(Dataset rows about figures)

☆ ☆ ☆ ☆ ☆ ☆ ☆

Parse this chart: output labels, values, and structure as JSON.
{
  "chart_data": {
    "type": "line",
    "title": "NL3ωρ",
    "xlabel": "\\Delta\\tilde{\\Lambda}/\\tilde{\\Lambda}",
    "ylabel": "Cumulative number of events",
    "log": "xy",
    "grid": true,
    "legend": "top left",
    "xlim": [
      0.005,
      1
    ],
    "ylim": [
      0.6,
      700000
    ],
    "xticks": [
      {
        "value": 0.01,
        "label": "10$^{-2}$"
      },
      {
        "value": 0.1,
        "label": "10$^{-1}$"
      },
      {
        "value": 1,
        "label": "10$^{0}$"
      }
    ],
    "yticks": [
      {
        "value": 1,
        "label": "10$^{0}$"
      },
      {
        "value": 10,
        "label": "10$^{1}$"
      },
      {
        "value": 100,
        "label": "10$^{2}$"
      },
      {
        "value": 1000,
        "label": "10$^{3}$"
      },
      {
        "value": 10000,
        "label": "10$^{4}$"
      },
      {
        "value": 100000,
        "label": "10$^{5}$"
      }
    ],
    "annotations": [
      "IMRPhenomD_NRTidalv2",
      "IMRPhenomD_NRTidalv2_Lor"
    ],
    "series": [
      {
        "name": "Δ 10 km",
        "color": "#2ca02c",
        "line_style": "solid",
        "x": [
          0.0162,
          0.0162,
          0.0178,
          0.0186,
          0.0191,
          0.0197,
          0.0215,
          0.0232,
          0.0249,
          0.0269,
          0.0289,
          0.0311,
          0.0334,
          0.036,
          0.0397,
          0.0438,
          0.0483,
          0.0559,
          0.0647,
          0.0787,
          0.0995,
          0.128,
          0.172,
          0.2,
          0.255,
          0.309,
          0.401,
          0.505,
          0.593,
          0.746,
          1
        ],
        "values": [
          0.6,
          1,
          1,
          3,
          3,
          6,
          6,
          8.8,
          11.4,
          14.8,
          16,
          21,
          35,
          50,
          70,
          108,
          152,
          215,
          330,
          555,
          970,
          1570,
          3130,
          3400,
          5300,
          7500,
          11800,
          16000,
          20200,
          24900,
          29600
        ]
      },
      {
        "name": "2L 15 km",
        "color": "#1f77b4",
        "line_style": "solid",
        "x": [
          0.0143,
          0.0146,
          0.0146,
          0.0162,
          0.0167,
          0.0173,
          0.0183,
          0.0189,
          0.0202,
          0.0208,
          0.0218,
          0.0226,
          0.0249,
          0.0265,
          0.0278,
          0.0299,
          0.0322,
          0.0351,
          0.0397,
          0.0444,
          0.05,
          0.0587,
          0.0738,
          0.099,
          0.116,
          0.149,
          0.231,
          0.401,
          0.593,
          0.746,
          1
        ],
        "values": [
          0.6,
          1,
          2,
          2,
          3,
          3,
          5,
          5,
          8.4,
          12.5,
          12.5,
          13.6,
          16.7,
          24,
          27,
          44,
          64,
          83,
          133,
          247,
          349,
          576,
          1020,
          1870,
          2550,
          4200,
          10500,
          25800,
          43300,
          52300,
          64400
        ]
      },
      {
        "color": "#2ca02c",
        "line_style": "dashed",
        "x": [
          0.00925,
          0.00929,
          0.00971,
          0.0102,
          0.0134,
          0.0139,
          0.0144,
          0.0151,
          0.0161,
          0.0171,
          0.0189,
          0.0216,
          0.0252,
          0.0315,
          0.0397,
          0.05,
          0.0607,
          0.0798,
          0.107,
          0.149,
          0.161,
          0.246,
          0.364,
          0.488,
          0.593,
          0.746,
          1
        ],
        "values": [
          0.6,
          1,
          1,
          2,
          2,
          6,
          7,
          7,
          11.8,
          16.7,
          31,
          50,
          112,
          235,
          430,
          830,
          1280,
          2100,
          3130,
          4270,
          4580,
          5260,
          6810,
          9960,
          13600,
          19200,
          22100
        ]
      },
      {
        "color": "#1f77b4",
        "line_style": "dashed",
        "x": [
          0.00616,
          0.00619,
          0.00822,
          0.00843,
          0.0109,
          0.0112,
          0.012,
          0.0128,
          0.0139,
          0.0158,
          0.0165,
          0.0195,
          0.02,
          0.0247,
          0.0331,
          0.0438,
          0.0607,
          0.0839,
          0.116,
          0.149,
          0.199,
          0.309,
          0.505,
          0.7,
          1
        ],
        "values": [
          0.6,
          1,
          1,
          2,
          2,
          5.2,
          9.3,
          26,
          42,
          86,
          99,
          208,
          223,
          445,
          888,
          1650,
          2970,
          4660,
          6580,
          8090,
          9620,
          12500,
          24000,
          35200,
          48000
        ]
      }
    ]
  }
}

☆ ☆ ☆ ☆ ☆ ☆ ☆

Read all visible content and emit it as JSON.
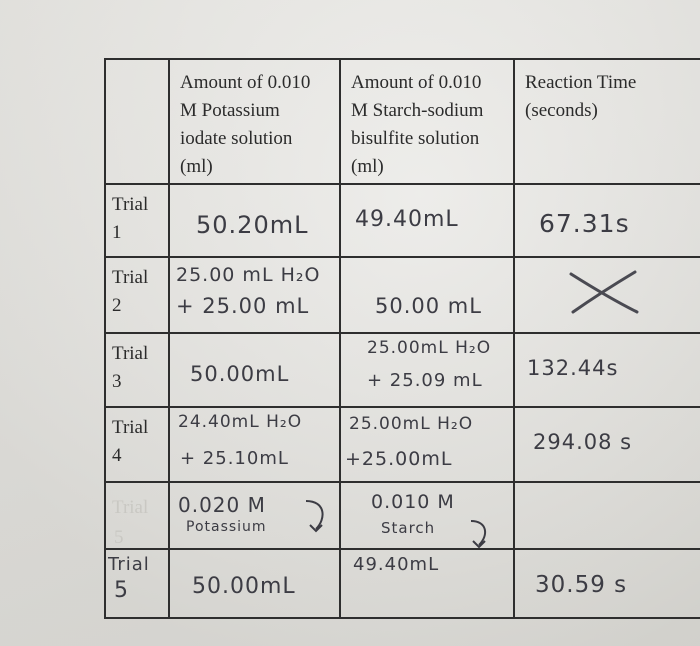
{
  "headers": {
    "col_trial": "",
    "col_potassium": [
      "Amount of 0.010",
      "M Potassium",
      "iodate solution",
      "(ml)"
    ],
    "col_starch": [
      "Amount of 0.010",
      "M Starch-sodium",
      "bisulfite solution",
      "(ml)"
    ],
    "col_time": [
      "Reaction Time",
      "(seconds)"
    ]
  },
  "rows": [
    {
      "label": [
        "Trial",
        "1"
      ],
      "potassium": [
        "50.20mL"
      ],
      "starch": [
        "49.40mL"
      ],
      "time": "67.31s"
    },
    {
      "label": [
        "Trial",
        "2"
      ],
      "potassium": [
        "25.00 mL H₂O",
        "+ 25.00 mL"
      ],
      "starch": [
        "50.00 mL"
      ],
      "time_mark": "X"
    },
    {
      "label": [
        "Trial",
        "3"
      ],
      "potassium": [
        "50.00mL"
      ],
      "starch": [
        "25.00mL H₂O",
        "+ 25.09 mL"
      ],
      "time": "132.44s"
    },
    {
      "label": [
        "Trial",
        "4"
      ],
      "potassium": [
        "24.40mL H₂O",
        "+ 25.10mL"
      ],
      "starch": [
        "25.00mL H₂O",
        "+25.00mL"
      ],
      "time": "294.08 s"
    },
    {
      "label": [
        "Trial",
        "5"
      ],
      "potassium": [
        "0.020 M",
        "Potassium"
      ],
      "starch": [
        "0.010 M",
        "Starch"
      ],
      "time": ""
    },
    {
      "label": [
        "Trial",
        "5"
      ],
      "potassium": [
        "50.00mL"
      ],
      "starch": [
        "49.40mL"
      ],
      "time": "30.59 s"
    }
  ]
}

☆ ☆ ☆ ☆ ☆ ☆ ☆

- **Task instructions**
Pick out and copy every line that contains the word "solution".

- **Reply to the task**
      "iodate solution",
      "bisulfite solution",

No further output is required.